What the task requires -
Spot each line that carries the word "this"; copy those lines.

Input -
____

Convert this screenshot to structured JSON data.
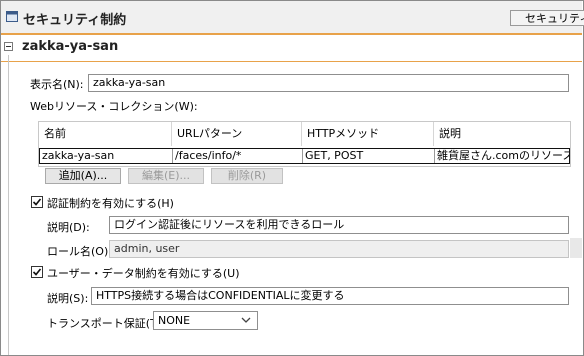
{
  "titlebar": {
    "title": "セキュリティ制約",
    "tab_label": "セキュリティ"
  },
  "section": {
    "title": "zakka-ya-san"
  },
  "display_name": {
    "label": "表示名(N):",
    "value": "zakka-ya-san"
  },
  "web_resources": {
    "label": "Webリソース・コレクション(W):",
    "columns": [
      "名前",
      "URLパターン",
      "HTTPメソッド",
      "説明"
    ],
    "rows": [
      [
        "zakka-ya-san",
        "/faces/info/*",
        "GET, POST",
        "雑貨屋さん.comのリソース"
      ]
    ],
    "buttons": {
      "add": "追加(A)...",
      "edit": "編集(E)...",
      "delete": "削除(R)"
    }
  },
  "auth_constraint": {
    "checkbox_label": "認証制約を有効にする(H)",
    "checked": true,
    "description_label": "説明(D):",
    "description_value": "ログイン認証後にリソースを利用できるロール",
    "roles_label": "ロール名(O):",
    "roles_value": "admin, user"
  },
  "user_data_constraint": {
    "checkbox_label": "ユーザー・データ制約を有効にする(U)",
    "checked": true,
    "description_label": "説明(S):",
    "description_value": "HTTPS接続する場合はCONFIDENTIALに変更する",
    "transport_label": "トランスポート保証(T):",
    "transport_value": "NONE"
  },
  "icons": {
    "title_icon": "window-icon",
    "check": "checkmark-icon",
    "dropdown": "chevron-down-icon",
    "collapse": "collapse-icon"
  },
  "colors": {
    "accent_line": "#e8a24a"
  }
}
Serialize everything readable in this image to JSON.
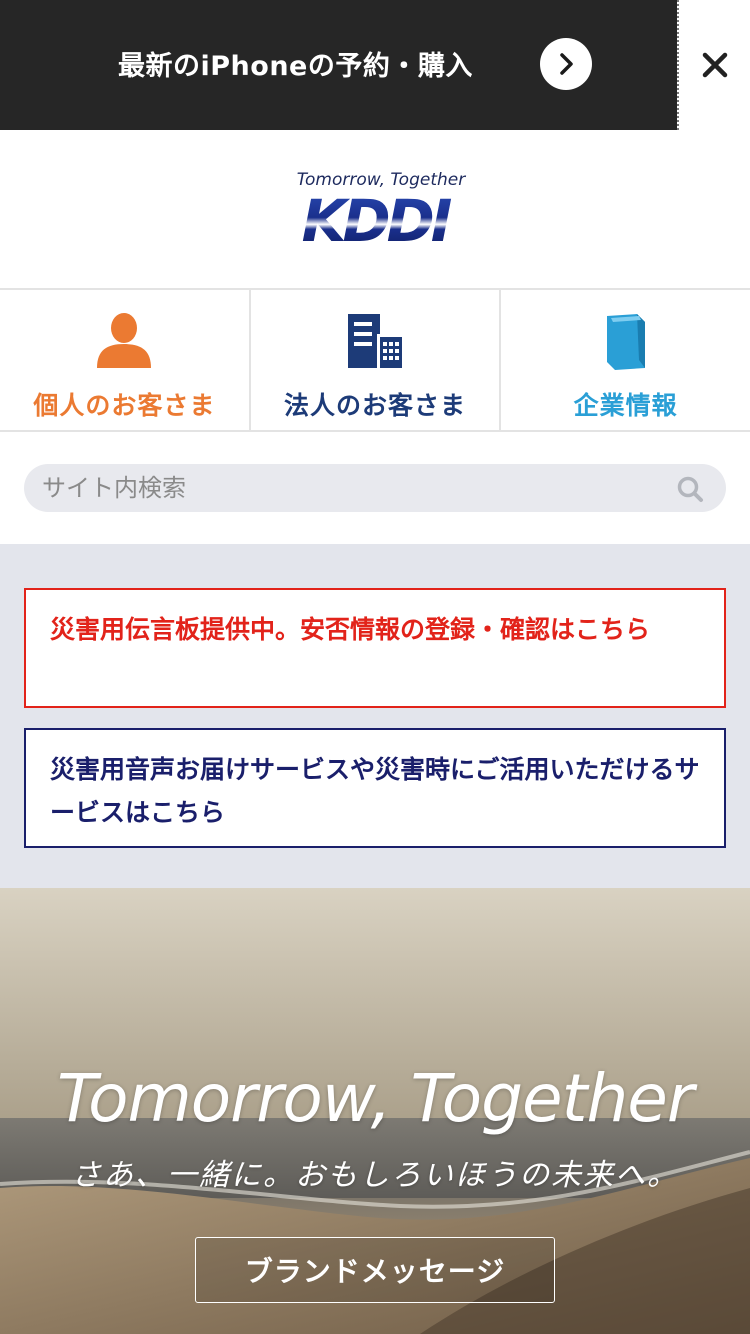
{
  "promo": {
    "text": "最新のiPhoneの予約・購入",
    "arrow_icon": "chevron-right-icon",
    "close_icon": "close-icon"
  },
  "logo": {
    "tagline": "Tomorrow, Together",
    "mark_text": "KDDI"
  },
  "nav": {
    "items": [
      {
        "label": "個人のお客さま",
        "icon": "person-icon",
        "color": "#eb7a32"
      },
      {
        "label": "法人のお客さま",
        "icon": "building-icon",
        "color": "#1d3b78"
      },
      {
        "label": "企業情報",
        "icon": "book-icon",
        "color": "#2a9fd6"
      }
    ]
  },
  "search": {
    "placeholder": "サイト内検索",
    "value": "",
    "icon": "search-icon"
  },
  "notices": {
    "red": "災害用伝言板提供中。安否情報の登録・確認はこちら",
    "navy": "災害用音声お届けサービスや災害時にご活用いただけるサービスはこちら"
  },
  "hero": {
    "title": "Tomorrow, Together",
    "subtitle": "さあ、一緒に。おもしろいほうの未来へ。",
    "button_label": "ブランドメッセージ"
  },
  "colors": {
    "promo_bg": "#262626",
    "notice_red": "#e2231a",
    "notice_navy": "#1a1f6b",
    "notice_area_bg": "#e3e5ec"
  }
}
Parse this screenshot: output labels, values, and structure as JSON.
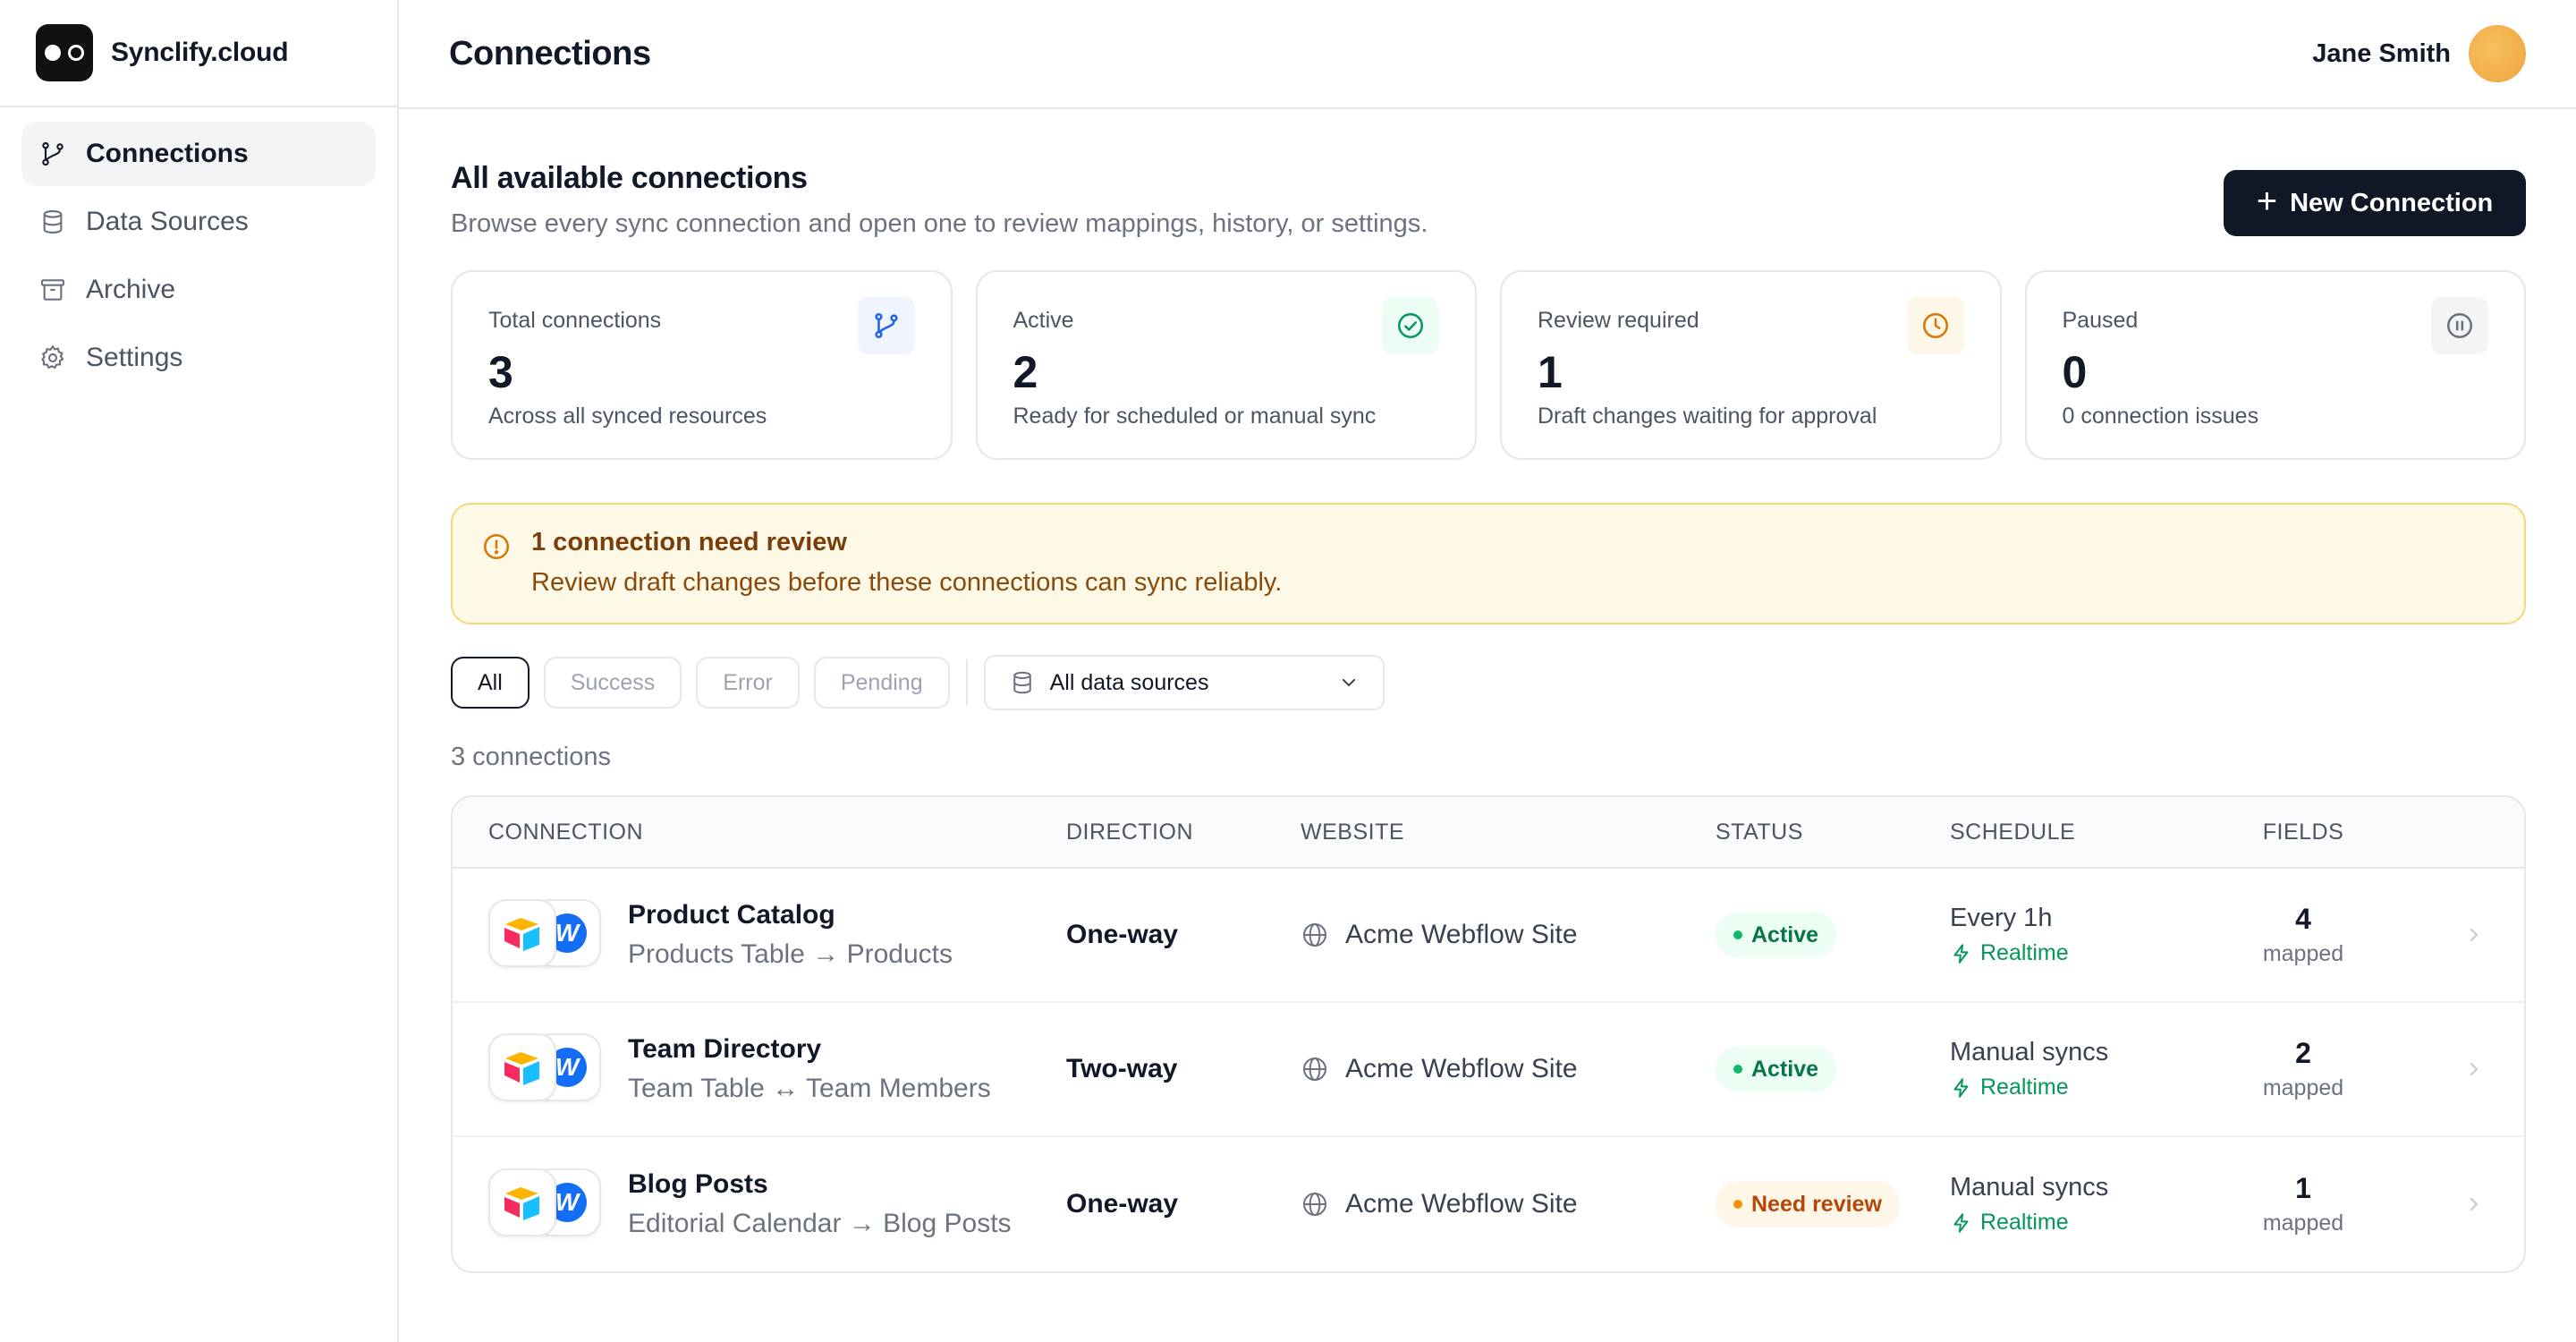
{
  "brand": {
    "name": "Synclify.cloud"
  },
  "sidebar": {
    "items": [
      {
        "label": "Connections",
        "icon": "git-branch-icon",
        "active": true
      },
      {
        "label": "Data Sources",
        "icon": "database-icon",
        "active": false
      },
      {
        "label": "Archive",
        "icon": "archive-icon",
        "active": false
      },
      {
        "label": "Settings",
        "icon": "gear-icon",
        "active": false
      }
    ]
  },
  "header": {
    "title": "Connections",
    "user_name": "Jane Smith"
  },
  "section": {
    "title": "All available connections",
    "subtitle": "Browse every sync connection and open one to review mappings, history, or settings.",
    "new_button": "New Connection"
  },
  "stats": [
    {
      "label": "Total connections",
      "value": "3",
      "desc": "Across all synced resources",
      "icon": "git-branch-icon",
      "color": "#2563eb"
    },
    {
      "label": "Active",
      "value": "2",
      "desc": "Ready for scheduled or manual sync",
      "icon": "check-circle-icon",
      "color": "#059669"
    },
    {
      "label": "Review required",
      "value": "1",
      "desc": "Draft changes waiting for approval",
      "icon": "clock-icon",
      "color": "#d97706"
    },
    {
      "label": "Paused",
      "value": "0",
      "desc": "0 connection issues",
      "icon": "pause-circle-icon",
      "color": "#6b7280"
    }
  ],
  "alert": {
    "title": "1 connection need review",
    "text": "Review draft changes before these connections can sync reliably."
  },
  "filters": {
    "chips": [
      "All",
      "Success",
      "Error",
      "Pending"
    ],
    "active": "All",
    "source_select": "All data sources"
  },
  "count_label": "3 connections",
  "table": {
    "columns": [
      "CONNECTION",
      "DIRECTION",
      "WEBSITE",
      "STATUS",
      "SCHEDULE",
      "FIELDS"
    ],
    "rows": [
      {
        "name": "Product Catalog",
        "mapping": "Products Table → Products",
        "direction": "One-way",
        "website": "Acme Webflow Site",
        "status": "Active",
        "status_kind": "active",
        "schedule": "Every 1h",
        "schedule_sub": "Realtime",
        "fields": "4",
        "fields_sub": "mapped"
      },
      {
        "name": "Team Directory",
        "mapping": "Team Table ↔ Team Members",
        "direction": "Two-way",
        "website": "Acme Webflow Site",
        "status": "Active",
        "status_kind": "active",
        "schedule": "Manual syncs",
        "schedule_sub": "Realtime",
        "fields": "2",
        "fields_sub": "mapped"
      },
      {
        "name": "Blog Posts",
        "mapping": "Editorial Calendar → Blog Posts",
        "direction": "One-way",
        "website": "Acme Webflow Site",
        "status": "Need review",
        "status_kind": "review",
        "schedule": "Manual syncs",
        "schedule_sub": "Realtime",
        "fields": "1",
        "fields_sub": "mapped"
      }
    ]
  }
}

____

Exercise solution -
Convert this screenshot to structured JSON data.
Serialize everything readable in this image to JSON.
Parse this screenshot: output labels, values, and structure as JSON.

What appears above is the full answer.